### [Instructions for the task]
Which lines hold the word "name"? Copy each of them from the material.

(Data entries)
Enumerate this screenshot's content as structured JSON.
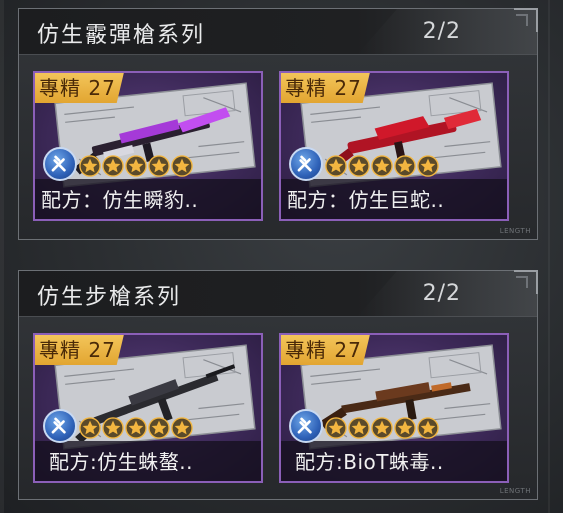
{
  "panels": [
    {
      "title": "仿生霰彈槍系列",
      "count": "2/2",
      "cards": [
        {
          "rank": "專精 27",
          "name": "配方：仿生瞬豹..",
          "stars": 5,
          "weapon_color": "#a53ad8"
        },
        {
          "rank": "專精 27",
          "name": "配方：仿生巨蛇..",
          "stars": 5,
          "weapon_color": "#d0182a"
        }
      ]
    },
    {
      "title": "仿生步槍系列",
      "count": "2/2",
      "cards": [
        {
          "rank": "專精 27",
          "name": "配方:仿生蛛螯..",
          "stars": 5,
          "weapon_color": "#2b2b30"
        },
        {
          "rank": "專精 27",
          "name": "配方:BioT蛛毒..",
          "stars": 5,
          "weapon_color": "#6b3a1e"
        }
      ]
    }
  ],
  "length_tag": "LENGTH",
  "icons": {
    "tool": "wrench-screwdriver-icon",
    "star": "star-icon"
  },
  "colors": {
    "card_border": "#8b5fb8",
    "rank_badge": "#f3c55a",
    "star": "#f2b640"
  }
}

### [Full response]
          "name": "配方：仿生瞬豹..",
          "name": "配方：仿生巨蛇..",
          "name": "配方:仿生蛛螯..",
          "name": "配方:BioT蛛毒..",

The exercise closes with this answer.